■ **題目 A**:
根據這段人臉辨識說明，判斷下列各敘述是否與其相符，逐一回答「是」或「否」，並照原文引出決定判斷的字句：
(i) 作者使用 Tkinter 製作 GUI。
(ii) 這個專案只能辨識圖片，無法辨識影片。
(iii) 作者主要以三篇文章作為學習目標。
■ **題目 B**: 請將這段人臉辨識說明從「主要以此兩篇文章作為學習目標，並做出一定程度的修改。」到「結合兩者，添加相關知識、資料，並做出更詳細的註解(docstring and comment)」的部分一字不改地重打一遍。
■ **題目 C**:
依據這段人臉辨識說明，回答下列問題：
(i) 使用哪個工具將影片導入？
(ii) 第二篇參考文章的標題提到哪兩種 loss？
(iii) 更詳細的註解包含哪兩種形式？

■ **原文段落**:
>>>

Face Recognition in Python

使用 OpenCv 將影片導入影片，而影片是由很多張照片構成，搭配人臉辨識模組使用就可以在一段影片中找以存放在資料庫的人臉。

主要以此兩篇文章作為學習目標，並做出一定程度的修改。

Face Recognition 人臉辨識 Python 教學. 人臉辨識在 Computer Vision… | by 李謦伊 | 謦伊的閱讀筆記 | Medium
使用深度學習進行人臉辨識: Triplet loss, Large margin loss(ArcFace) | by 張銘 | Taiwan AI Academy | Medium

主要區別:

結合兩者，添加相關知識、資料，並做出更詳細的註解(docstring and comment)
使用 Tkinter 做 GUI
優化檔案結構、模組化
除了辨識圖片外，也可以辨識影片中的人臉

Demo: Face Recognition in Python - YouTube

Tree Structure

.

<<<

■ **記錄清單**:
>>>

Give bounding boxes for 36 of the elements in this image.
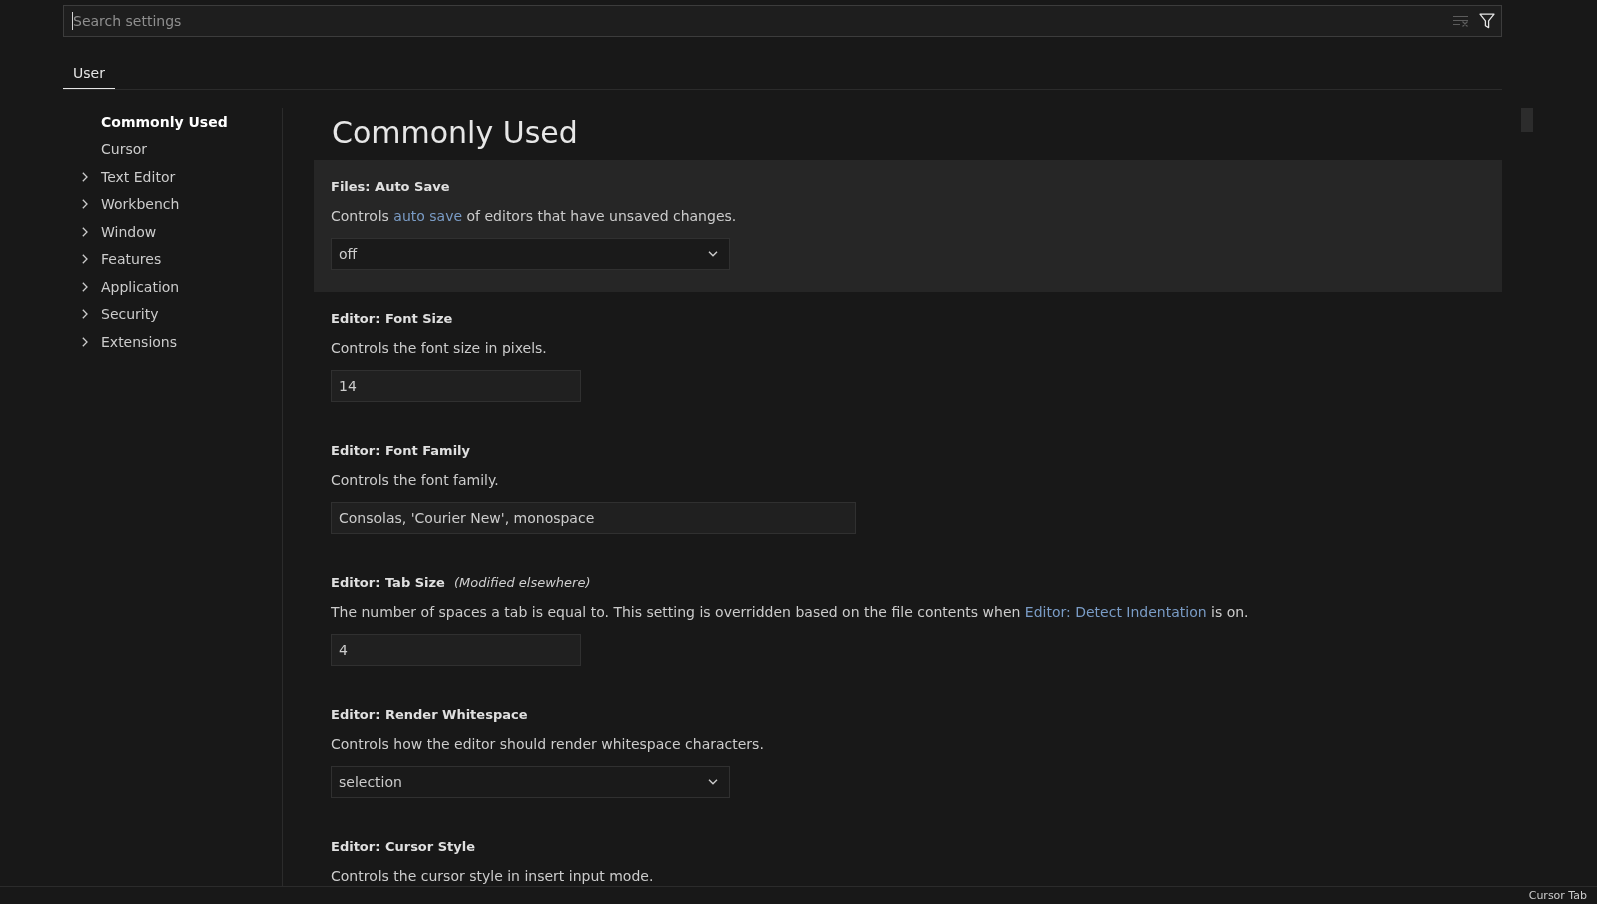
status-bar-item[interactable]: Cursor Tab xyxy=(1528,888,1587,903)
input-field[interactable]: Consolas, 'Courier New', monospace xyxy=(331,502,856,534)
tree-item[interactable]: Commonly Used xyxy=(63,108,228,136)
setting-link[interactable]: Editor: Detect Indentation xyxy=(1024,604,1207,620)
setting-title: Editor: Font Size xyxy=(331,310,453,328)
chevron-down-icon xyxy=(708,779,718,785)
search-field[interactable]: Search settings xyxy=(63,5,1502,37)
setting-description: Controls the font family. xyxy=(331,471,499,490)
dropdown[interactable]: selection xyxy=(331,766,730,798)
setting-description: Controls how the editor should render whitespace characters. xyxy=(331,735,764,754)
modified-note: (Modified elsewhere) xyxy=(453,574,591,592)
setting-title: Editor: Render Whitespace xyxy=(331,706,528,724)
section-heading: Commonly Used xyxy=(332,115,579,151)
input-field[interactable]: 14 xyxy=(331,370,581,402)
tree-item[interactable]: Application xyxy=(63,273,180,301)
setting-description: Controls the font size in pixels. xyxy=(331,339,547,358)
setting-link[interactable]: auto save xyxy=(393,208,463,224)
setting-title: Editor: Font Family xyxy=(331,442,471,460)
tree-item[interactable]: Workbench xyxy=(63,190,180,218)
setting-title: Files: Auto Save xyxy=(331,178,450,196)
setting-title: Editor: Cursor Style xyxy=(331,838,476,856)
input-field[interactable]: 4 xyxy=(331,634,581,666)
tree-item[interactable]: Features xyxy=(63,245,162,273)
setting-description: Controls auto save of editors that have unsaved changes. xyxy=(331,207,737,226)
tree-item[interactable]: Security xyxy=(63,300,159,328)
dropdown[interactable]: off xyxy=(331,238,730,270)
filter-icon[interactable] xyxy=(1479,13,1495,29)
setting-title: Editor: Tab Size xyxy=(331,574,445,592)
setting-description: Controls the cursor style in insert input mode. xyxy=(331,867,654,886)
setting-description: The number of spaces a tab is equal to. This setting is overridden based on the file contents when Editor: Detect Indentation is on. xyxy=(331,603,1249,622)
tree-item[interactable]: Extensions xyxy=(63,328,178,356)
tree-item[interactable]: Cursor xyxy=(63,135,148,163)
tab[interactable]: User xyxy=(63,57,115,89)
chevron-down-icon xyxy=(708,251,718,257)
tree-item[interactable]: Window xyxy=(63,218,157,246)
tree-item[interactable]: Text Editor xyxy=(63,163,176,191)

<<<
>>>

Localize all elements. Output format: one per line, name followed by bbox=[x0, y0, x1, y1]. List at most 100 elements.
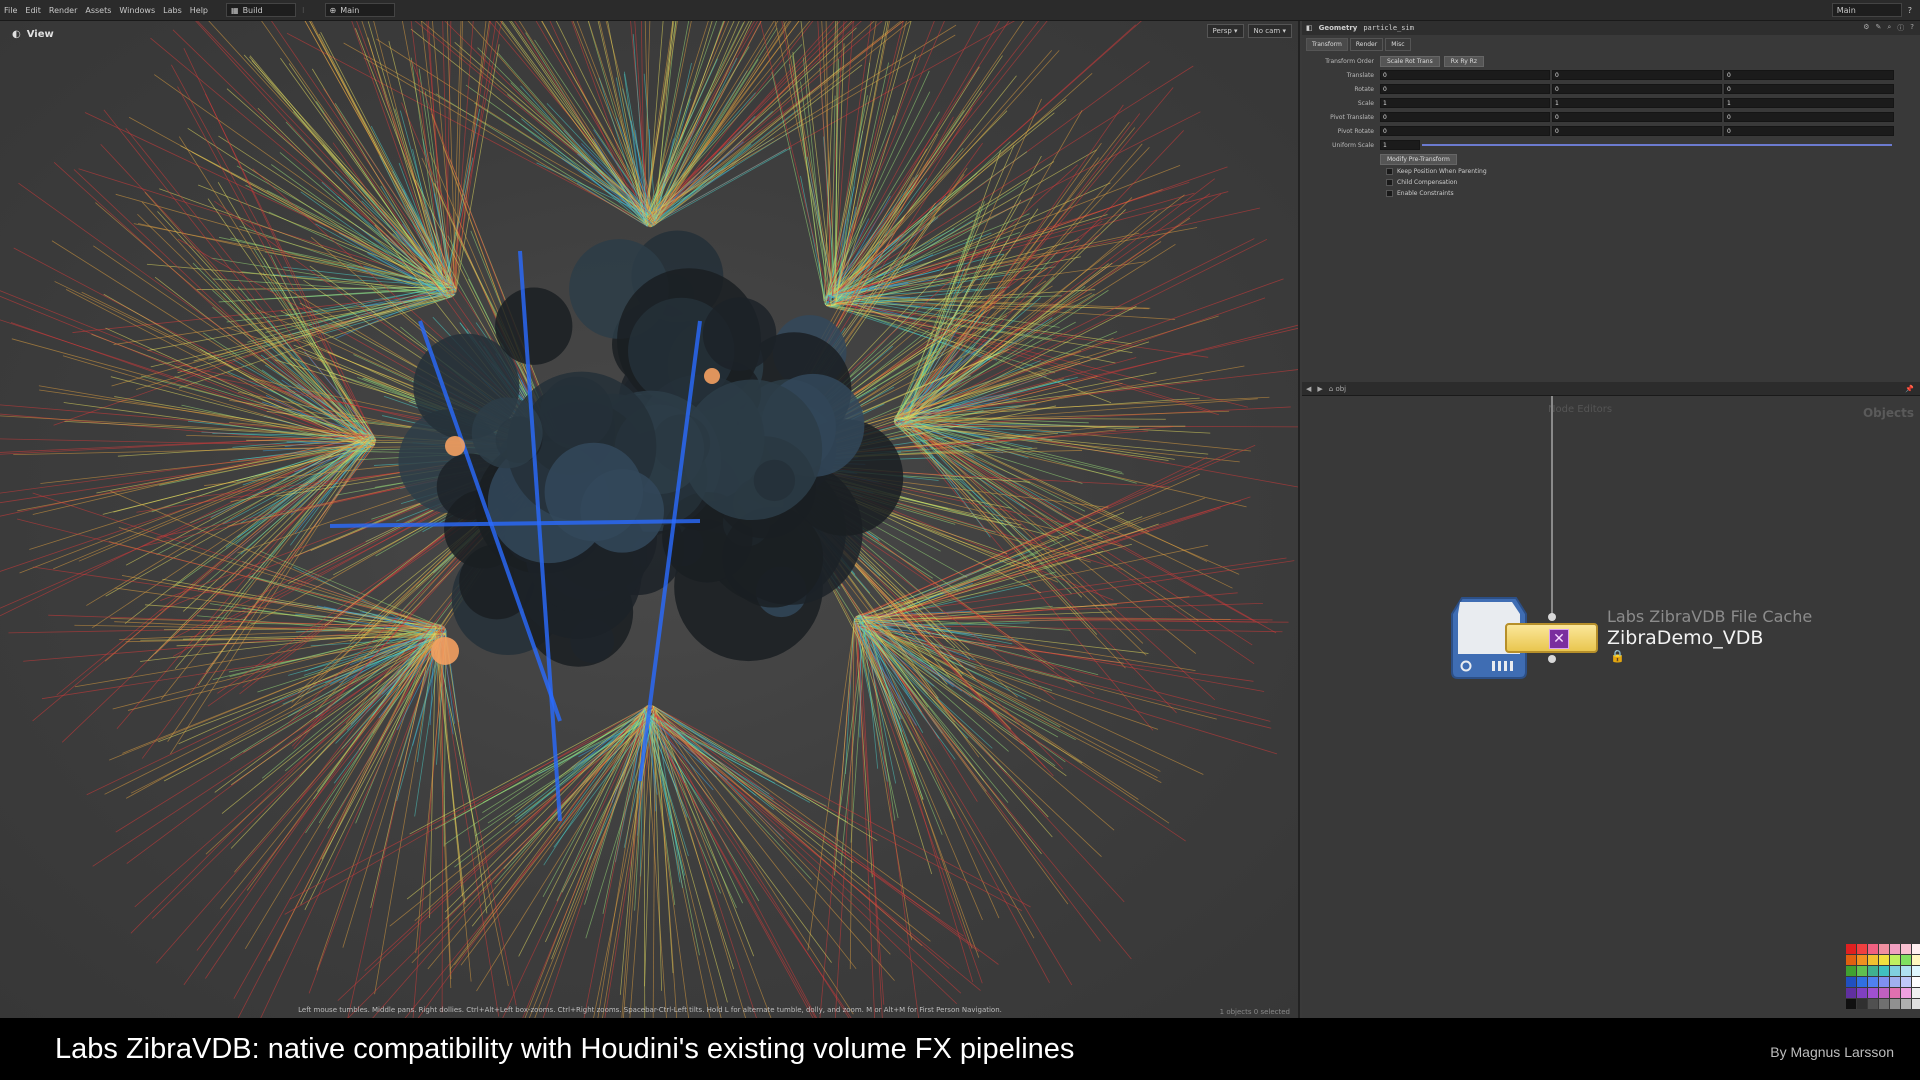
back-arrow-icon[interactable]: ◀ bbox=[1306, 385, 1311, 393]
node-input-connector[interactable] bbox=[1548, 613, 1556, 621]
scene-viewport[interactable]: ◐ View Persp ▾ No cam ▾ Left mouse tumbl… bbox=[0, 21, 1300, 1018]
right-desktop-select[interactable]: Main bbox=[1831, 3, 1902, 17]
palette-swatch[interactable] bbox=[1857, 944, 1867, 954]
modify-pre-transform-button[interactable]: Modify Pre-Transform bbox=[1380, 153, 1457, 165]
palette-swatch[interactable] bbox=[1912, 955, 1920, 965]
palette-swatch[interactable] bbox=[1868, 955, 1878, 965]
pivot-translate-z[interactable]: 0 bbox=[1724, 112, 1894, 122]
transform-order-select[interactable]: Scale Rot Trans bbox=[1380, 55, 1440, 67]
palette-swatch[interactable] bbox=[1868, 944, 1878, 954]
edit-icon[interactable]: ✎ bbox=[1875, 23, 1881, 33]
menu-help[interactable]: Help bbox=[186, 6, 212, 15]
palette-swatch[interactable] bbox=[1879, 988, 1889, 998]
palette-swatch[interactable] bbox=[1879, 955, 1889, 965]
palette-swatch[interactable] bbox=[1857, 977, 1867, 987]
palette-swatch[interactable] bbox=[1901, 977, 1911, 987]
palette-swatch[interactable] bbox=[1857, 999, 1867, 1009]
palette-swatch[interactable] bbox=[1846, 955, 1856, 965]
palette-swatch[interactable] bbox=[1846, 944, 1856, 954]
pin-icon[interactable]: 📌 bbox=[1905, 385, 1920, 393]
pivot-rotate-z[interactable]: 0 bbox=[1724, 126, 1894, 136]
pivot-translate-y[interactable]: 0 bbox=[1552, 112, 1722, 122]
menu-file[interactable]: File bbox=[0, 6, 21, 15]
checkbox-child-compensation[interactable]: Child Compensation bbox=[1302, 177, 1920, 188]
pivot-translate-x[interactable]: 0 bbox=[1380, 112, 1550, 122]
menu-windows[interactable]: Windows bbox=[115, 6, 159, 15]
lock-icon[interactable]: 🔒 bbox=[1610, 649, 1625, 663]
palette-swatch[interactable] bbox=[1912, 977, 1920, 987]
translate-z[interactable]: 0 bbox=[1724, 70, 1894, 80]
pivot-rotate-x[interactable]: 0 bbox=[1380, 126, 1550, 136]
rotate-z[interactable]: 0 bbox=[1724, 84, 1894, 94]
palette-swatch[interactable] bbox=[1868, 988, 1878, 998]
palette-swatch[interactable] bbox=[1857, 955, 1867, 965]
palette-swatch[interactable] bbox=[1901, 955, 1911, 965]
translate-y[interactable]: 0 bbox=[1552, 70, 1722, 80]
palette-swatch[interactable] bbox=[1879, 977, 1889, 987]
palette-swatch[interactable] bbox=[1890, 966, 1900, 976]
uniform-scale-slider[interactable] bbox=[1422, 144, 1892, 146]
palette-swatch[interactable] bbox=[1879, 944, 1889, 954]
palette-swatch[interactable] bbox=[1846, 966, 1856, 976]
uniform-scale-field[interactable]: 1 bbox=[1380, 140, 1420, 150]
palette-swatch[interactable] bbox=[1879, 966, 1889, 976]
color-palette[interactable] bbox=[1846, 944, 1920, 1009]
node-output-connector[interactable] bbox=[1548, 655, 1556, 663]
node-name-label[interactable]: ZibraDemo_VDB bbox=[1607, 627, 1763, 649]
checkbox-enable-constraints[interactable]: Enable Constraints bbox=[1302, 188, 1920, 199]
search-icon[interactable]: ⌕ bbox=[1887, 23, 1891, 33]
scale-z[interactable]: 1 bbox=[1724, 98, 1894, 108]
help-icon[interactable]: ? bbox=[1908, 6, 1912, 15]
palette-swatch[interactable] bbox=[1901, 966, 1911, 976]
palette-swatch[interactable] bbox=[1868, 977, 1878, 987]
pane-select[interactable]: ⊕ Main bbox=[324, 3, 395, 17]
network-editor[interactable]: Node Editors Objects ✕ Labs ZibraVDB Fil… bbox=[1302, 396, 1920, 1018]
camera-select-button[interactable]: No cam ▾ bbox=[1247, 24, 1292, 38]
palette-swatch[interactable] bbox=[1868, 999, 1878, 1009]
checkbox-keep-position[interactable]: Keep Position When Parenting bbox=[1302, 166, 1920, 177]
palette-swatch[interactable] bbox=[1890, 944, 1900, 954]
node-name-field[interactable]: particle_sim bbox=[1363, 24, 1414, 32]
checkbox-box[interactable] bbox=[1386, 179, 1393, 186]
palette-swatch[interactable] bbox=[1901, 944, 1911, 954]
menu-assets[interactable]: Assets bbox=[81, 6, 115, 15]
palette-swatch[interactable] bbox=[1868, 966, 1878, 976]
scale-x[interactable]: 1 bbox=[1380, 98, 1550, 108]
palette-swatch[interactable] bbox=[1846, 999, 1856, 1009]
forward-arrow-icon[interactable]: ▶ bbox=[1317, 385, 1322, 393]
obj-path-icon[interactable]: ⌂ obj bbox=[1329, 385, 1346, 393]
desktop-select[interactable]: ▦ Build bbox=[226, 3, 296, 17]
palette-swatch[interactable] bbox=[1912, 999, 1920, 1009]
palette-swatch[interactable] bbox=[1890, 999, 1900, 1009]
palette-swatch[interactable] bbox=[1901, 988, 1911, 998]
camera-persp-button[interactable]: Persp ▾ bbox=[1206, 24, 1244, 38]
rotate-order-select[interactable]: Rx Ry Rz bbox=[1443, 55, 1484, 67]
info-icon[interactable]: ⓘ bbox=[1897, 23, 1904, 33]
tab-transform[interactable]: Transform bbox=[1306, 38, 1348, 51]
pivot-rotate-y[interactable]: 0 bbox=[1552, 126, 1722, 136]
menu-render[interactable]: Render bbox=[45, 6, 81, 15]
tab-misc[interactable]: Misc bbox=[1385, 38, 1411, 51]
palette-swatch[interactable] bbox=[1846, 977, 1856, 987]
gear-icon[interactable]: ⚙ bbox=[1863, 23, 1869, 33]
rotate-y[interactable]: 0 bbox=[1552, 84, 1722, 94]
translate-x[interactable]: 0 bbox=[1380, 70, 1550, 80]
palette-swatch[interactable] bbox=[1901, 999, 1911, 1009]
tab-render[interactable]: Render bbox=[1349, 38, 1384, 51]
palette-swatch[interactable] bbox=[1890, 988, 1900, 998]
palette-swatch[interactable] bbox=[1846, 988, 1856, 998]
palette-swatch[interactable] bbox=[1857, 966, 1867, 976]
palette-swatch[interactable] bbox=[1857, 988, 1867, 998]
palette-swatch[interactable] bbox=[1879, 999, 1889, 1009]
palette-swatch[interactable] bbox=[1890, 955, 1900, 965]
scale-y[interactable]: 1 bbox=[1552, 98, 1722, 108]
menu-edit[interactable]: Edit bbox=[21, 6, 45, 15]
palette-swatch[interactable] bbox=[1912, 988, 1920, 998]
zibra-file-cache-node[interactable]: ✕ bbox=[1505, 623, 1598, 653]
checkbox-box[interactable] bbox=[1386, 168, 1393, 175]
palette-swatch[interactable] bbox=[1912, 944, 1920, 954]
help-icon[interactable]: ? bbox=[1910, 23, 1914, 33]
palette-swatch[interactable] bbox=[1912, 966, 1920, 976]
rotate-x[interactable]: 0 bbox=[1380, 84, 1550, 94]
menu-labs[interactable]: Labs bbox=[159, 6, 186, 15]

<<<
>>>

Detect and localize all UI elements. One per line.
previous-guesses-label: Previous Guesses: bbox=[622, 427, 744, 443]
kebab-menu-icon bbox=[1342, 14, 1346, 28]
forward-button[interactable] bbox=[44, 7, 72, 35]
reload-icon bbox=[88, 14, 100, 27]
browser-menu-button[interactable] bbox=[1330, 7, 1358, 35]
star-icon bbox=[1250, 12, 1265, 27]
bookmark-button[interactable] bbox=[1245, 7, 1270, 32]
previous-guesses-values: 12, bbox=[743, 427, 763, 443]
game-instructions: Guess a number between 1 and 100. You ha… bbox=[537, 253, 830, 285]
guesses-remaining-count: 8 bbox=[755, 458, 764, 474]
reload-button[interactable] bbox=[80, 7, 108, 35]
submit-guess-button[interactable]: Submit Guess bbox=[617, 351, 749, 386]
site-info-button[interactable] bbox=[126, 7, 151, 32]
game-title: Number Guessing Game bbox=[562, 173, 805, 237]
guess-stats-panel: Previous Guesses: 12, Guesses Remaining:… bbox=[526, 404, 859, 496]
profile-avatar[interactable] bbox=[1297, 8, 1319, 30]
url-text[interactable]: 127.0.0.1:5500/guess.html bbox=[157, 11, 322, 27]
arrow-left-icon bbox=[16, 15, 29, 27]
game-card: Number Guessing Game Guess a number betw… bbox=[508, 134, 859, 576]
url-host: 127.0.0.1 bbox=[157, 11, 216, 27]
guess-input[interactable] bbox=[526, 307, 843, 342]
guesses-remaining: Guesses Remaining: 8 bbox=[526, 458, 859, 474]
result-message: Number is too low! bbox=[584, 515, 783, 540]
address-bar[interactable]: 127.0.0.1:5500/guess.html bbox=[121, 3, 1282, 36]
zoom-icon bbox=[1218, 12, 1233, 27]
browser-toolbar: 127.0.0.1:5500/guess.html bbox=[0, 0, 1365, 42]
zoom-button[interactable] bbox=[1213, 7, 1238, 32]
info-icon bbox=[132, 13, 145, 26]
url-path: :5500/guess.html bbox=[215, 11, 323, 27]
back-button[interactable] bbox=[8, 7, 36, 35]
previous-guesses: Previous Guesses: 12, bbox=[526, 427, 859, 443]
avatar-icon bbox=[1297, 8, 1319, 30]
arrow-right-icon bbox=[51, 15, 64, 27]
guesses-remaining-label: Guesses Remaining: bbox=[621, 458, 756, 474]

<<<

■ **作答結果 A**:
(i) 是：「使用 Tkinter 做 GUI」
(ii) 否：「除了辨識圖片外，也可以辨識影片中的人臉」
(iii) 否：「主要以此兩篇文章作為學習目標」

■ **作答結果 B**:
主要以此兩篇文章作為學習目標，並做出一定程度的修改。

Face Recognition 人臉辨識 Python 教學. 人臉辨識在 Computer Vision… | by 李謦伊 | 謦伊的閱讀筆記 | Medium
使用深度學習進行人臉辨識: Triplet loss, Large margin loss(ArcFace) | by 張銘 | Taiwan AI Academy | Medium

主要區別:

結合兩者，添加相關知識、資料，並做出更詳細的註解(docstring and comment)

■ **作答結果 C**:
(i) OpenCv
(ii) Triplet loss 和 Large margin loss(ArcFace)
(iii) docstring 和 comment